## Aim of the exercise
Among the lines below, list those containing the string "ежегодно".

## Records to process
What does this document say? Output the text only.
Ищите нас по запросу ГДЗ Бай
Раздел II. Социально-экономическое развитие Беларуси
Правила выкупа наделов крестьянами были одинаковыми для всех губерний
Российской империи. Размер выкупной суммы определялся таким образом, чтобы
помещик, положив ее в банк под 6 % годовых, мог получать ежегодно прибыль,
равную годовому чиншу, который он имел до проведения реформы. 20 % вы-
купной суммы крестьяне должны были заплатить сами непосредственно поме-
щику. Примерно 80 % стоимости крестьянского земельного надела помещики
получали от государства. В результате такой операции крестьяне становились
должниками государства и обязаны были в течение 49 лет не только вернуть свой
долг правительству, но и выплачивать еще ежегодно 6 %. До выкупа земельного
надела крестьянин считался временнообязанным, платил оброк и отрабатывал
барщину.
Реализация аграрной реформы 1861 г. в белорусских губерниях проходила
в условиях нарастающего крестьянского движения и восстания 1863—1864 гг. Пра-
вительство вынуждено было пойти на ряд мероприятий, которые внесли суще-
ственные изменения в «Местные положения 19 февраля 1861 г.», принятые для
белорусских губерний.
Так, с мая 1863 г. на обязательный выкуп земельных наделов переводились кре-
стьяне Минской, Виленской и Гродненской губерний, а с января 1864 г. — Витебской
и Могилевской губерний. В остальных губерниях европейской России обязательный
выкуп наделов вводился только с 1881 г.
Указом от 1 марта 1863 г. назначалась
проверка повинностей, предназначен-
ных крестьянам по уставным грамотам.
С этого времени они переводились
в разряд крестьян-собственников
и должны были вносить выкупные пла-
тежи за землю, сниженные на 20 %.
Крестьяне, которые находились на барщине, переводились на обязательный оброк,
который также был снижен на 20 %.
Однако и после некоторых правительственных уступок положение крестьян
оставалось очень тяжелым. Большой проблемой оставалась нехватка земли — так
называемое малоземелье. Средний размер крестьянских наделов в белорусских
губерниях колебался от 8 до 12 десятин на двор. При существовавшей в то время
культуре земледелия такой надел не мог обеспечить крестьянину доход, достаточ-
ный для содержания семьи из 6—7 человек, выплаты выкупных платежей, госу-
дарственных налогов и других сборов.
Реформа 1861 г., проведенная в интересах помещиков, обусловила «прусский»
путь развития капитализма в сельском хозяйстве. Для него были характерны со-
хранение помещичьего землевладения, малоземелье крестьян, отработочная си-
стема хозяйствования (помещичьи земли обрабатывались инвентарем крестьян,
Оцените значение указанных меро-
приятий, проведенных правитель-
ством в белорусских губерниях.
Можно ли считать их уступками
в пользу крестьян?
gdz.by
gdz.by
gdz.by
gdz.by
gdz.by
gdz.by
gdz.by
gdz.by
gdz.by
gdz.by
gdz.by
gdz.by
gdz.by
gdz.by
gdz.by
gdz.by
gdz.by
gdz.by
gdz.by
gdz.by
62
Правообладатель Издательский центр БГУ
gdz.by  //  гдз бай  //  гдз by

## Exercise response
помещик, положив ее в банк под 6 % годовых, мог получать ежегодно прибыль,
долг правительству, но и выплачивать еще ежегодно 6 %. До выкупа земельного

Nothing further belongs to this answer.